● Your goal: Copy each line that contains the string "watermark".

>> start

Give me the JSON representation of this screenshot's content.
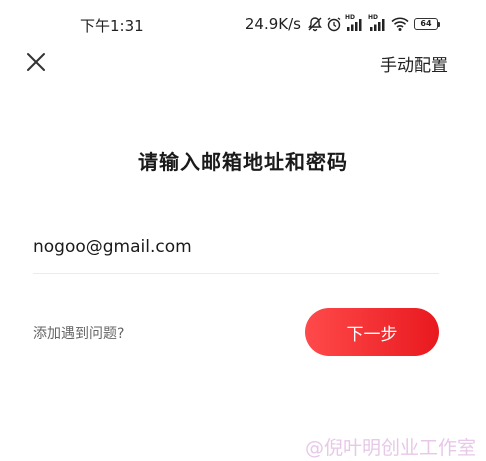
{
  "status_bar": {
    "time": "下午1:31",
    "network_speed": "24.9K/s",
    "battery": "64",
    "hd_label": "HD",
    "icons": [
      "mute-icon",
      "alarm-icon",
      "signal-icon",
      "signal-icon",
      "wifi-icon",
      "battery-icon"
    ]
  },
  "header": {
    "close_icon": "close-icon",
    "manual_config": "手动配置"
  },
  "main": {
    "title": "请输入邮箱地址和密码",
    "email_value": "nogoo@gmail.com",
    "help_link": "添加遇到问题?",
    "next_button": "下一步"
  },
  "watermark": "@倪叶明创业工作室",
  "colors": {
    "accent": "#ef2b2f",
    "watermark": "#e7c8e8"
  }
}
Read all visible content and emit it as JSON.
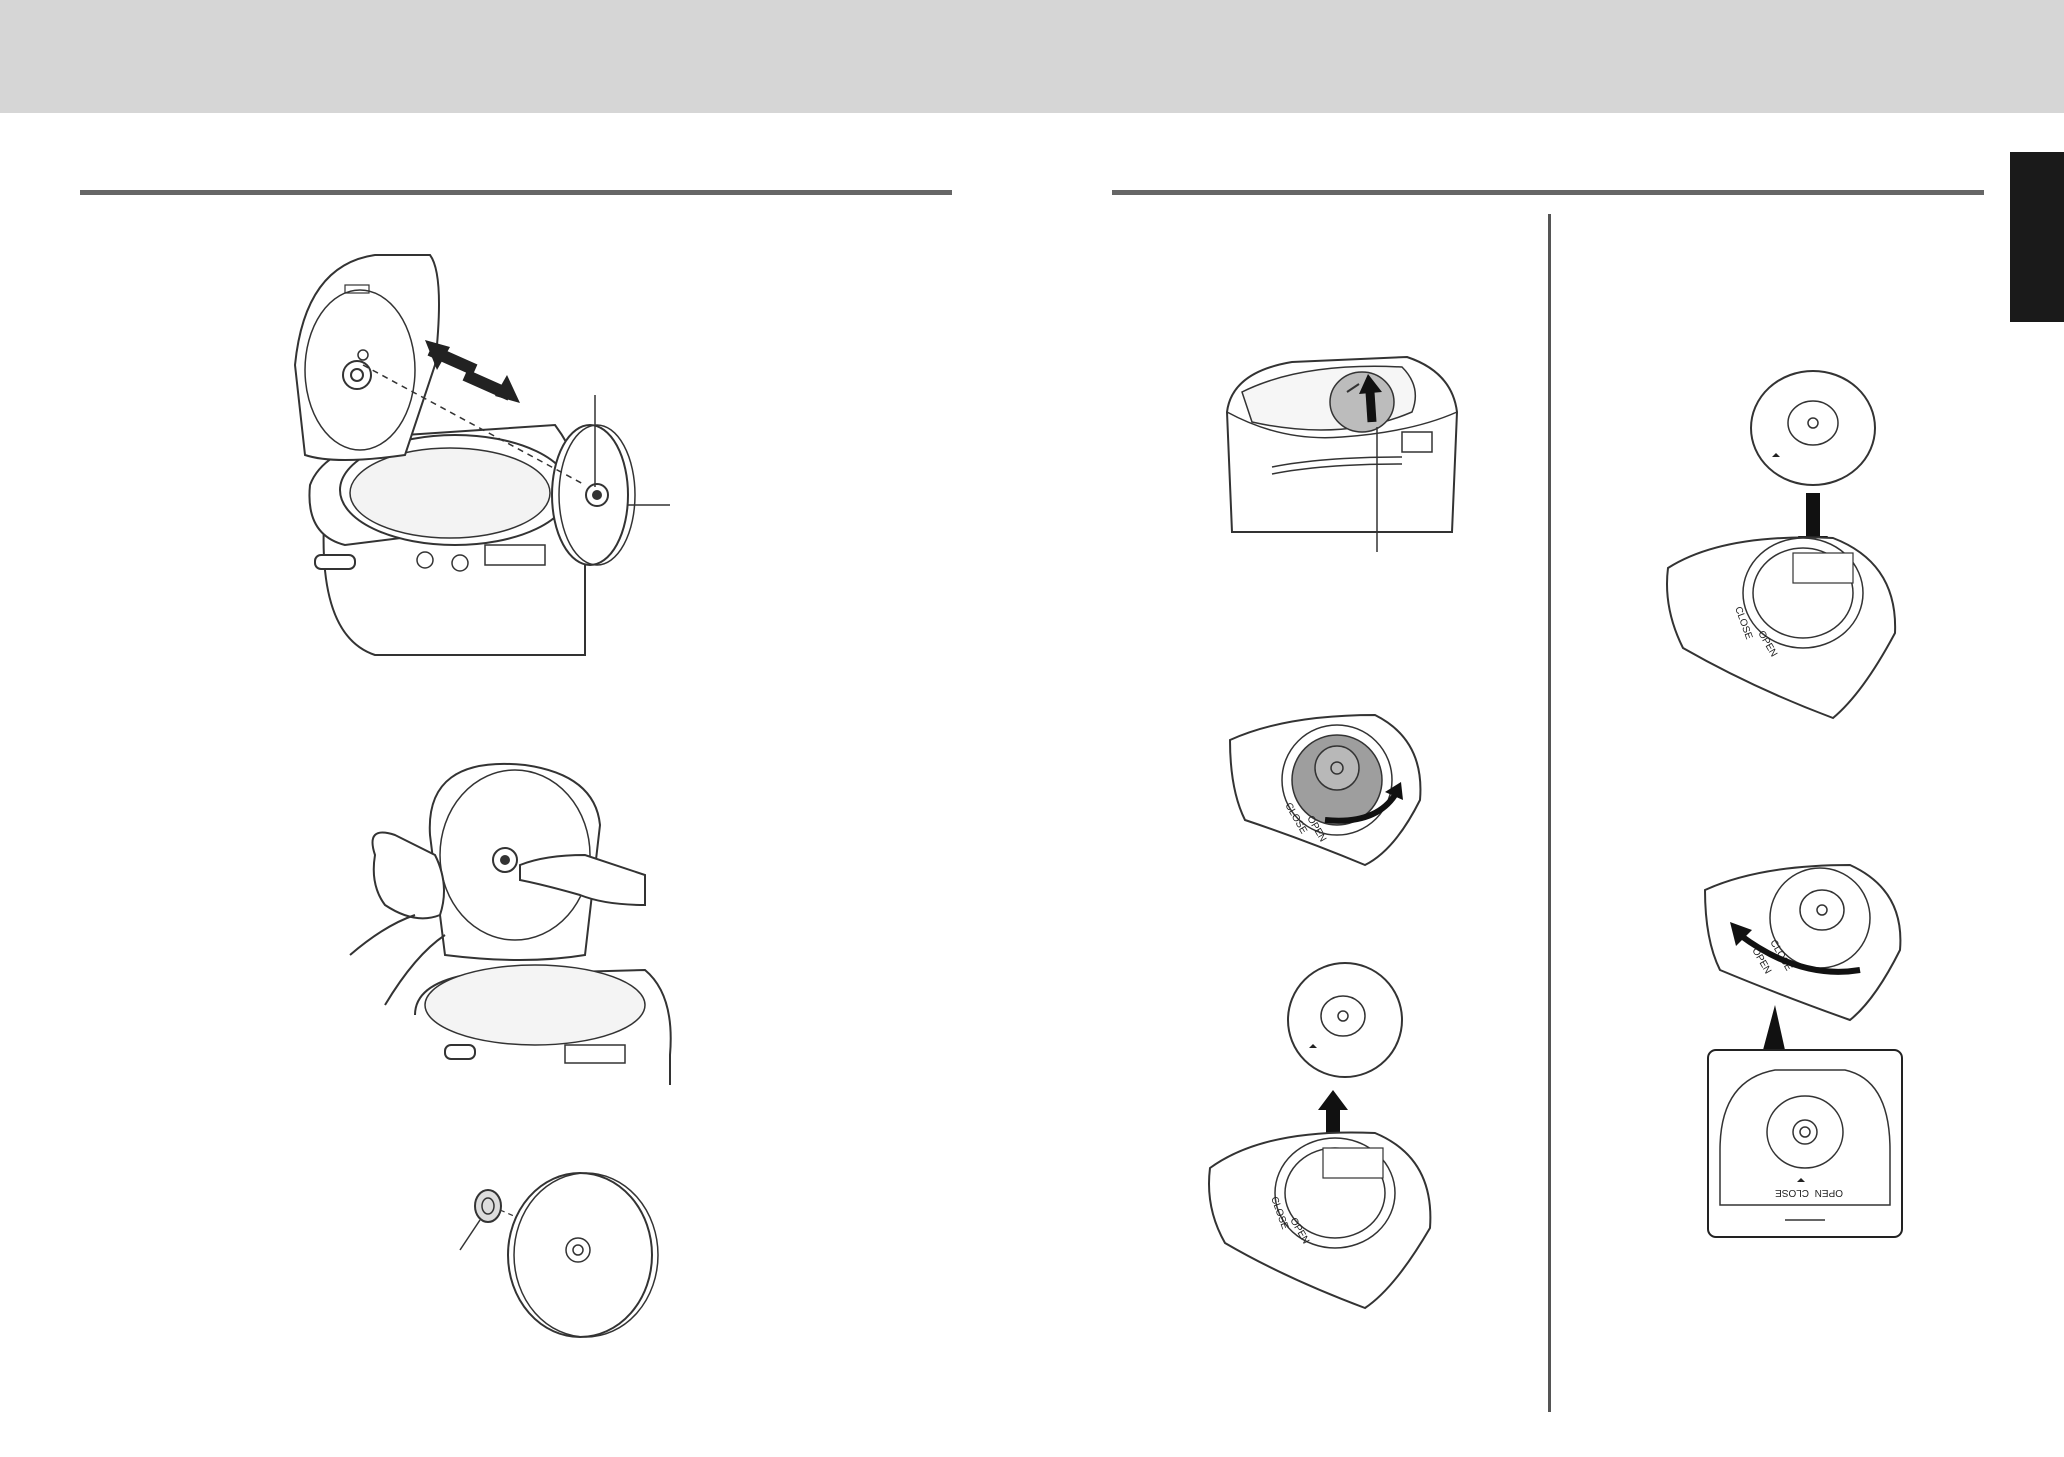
{
  "header": {
    "band_color": "#d6d6d6"
  },
  "side_tab": {
    "color": "#1a1a1a"
  },
  "dial_labels": {
    "close": "CLOSE",
    "open": "OPEN"
  }
}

>> end

● The solution:
  "watermark": "@倪叶明创业工作室",
    "watermark": "#e7c8e8"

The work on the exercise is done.